Piper Phillips, 37, a dressmaker of four years who also goes by @Palousedressco on TikTok, took her 7-year-old son to their local Joann Fabrics store in Moscow, Idaho, on September 7 to pick up materials for his dress.
Phillips said she wanted to cheer up her son after she received a call from his school's principal saying bullies taunted him for wearing a dress.
At the store, Phillips and her son picked up a Spider-Man-patterned fabric. At the counter, the employee asked Phillip's son what he was making — to which he responded a Spider-Man dress. The unnamed female employee expressed confusion about why Phillips was making a dress for her son.
"She just stopped what she was doing," Phillips recalled. "She stopped measuring and asked us more questions. And I tried really hard to stop the conversation several times, and she just kept going."
Phillips said the employee then began lecturing the two and told Phillips' son directly that boys couldn't wear dresses. The employee became irate and wouldn't stop lecturing the two even after the store's shift manager came over to tell her to stop, Phillips said.
"I was seeing red, and I was just trying to stay calm," she said, adding that she was "very aware that my son was watching and listening and that I needed to model the appropriate behavior, and that's really hard to do in the moment."
"So I just tried really hard to stay calm and to speak bluntly, and to the point, and clearly put up a boundary," she said. "I told her 'stop' several times."

┄┄┄┄┄┄

**Given exercise:** Reproduce the passage about the Joann Fabrics visit word for word, in full. The records are unrelated to the Joann Fabrics passage.

┄┄┄┄┄┄

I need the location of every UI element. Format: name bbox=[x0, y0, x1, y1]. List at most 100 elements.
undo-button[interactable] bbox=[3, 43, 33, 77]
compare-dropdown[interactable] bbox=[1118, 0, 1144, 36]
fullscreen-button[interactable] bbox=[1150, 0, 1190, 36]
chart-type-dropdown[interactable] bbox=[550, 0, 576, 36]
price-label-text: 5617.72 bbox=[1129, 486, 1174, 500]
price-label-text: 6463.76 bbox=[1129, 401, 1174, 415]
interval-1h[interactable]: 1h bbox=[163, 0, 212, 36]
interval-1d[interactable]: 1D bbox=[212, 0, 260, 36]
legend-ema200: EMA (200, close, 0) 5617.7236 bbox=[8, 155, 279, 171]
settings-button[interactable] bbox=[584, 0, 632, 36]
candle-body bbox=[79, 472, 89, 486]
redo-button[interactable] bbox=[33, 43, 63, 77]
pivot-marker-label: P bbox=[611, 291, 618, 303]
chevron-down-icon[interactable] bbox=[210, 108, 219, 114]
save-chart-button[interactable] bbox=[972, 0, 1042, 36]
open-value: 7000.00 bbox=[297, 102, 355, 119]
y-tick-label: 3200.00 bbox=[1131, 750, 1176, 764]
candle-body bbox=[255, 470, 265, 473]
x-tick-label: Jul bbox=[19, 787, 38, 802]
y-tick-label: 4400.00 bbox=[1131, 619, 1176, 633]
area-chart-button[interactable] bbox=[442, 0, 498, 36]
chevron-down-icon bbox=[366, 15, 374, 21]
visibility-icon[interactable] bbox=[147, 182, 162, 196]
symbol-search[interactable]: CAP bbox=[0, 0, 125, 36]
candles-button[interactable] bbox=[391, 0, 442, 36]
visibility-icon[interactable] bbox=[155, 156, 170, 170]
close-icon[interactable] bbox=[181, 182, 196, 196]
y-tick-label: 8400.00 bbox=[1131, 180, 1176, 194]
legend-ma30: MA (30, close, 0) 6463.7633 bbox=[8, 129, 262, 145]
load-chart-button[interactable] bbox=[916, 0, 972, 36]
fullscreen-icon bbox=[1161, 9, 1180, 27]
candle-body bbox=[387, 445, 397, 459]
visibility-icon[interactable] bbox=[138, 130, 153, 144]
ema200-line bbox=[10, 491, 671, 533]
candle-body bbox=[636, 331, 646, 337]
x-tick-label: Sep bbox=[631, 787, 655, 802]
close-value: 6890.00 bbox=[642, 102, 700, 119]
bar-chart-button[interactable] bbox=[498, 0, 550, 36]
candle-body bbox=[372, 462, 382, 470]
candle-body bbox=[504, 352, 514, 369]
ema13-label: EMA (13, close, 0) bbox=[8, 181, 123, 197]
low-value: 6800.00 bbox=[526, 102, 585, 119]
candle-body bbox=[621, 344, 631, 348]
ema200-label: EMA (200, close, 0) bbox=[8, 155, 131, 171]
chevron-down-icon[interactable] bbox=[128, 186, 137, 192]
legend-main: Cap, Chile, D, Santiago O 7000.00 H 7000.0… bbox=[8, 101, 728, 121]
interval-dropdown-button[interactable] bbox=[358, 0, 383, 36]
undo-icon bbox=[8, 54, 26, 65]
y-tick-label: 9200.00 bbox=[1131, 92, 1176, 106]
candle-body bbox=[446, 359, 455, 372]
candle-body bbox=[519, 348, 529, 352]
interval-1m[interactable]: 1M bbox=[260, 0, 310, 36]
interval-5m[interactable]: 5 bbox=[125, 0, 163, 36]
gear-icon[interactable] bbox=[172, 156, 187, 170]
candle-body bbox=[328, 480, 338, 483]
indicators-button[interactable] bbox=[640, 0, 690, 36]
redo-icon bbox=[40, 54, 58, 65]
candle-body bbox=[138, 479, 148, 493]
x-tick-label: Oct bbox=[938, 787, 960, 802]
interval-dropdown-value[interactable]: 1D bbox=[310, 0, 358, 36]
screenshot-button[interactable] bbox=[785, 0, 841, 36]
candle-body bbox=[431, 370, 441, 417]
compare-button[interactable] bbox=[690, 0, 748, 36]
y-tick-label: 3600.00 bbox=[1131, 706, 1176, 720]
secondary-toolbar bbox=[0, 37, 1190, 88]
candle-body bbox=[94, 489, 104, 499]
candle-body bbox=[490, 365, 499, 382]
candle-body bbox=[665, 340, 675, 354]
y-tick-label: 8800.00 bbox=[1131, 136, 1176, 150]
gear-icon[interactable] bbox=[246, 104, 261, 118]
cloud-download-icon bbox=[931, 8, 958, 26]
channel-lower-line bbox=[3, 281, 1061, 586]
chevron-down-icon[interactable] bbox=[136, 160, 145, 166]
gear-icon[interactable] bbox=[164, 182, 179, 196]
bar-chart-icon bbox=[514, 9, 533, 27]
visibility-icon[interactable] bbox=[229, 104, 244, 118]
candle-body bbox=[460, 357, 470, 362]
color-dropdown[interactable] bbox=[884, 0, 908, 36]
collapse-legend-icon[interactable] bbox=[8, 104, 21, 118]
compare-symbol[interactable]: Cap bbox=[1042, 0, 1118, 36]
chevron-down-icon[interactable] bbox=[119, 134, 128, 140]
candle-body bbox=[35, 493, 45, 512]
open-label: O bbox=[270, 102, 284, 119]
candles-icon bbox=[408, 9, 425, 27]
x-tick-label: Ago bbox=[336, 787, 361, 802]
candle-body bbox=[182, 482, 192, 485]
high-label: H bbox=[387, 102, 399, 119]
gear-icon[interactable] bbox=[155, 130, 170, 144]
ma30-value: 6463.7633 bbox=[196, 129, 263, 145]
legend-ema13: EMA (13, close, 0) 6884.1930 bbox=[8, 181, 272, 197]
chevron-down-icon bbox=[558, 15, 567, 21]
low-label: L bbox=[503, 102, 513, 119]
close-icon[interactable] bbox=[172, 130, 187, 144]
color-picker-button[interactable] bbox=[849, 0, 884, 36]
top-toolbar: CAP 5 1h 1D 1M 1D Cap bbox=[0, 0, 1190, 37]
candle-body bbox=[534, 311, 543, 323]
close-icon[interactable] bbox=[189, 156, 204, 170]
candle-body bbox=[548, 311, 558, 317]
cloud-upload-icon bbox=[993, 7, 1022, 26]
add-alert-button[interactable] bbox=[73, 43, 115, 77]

┄┄┄┄┄┄

**Exercise response:**
Piper Phillips, 37, a dressmaker of four years who also goes by @Palousedressco on TikTok, took her 7-year-old son to their local Joann Fabrics store in Moscow, Idaho, on September 7 to pick up materials for his dress.
Phillips said she wanted to cheer up her son after she received a call from his school's principal saying bullies taunted him for wearing a dress.
At the store, Phillips and her son picked up a Spider-Man-patterned fabric. At the counter, the employee asked Phillip's son what he was making — to which he responded a Spider-Man dress. The unnamed female employee expressed confusion about why Phillips was making a dress for her son.
"She just stopped what she was doing," Phillips recalled. "She stopped measuring and asked us more questions. And I tried really hard to stop the conversation several times, and she just kept going."
Phillips said the employee then began lecturing the two and told Phillips' son directly that boys couldn't wear dresses. The employee became irate and wouldn't stop lecturing the two even after the store's shift manager came over to tell her to stop, Phillips said.
"I was seeing red, and I was just trying to stay calm," she said, adding that she was "very aware that my son was watching and listening and that I needed to model the appropriate behavior, and that's really hard to do in the moment."
"So I just tried really hard to stay calm and to speak bluntly, and to the point, and clearly put up a boundary," she said. "I told her 'stop' several times."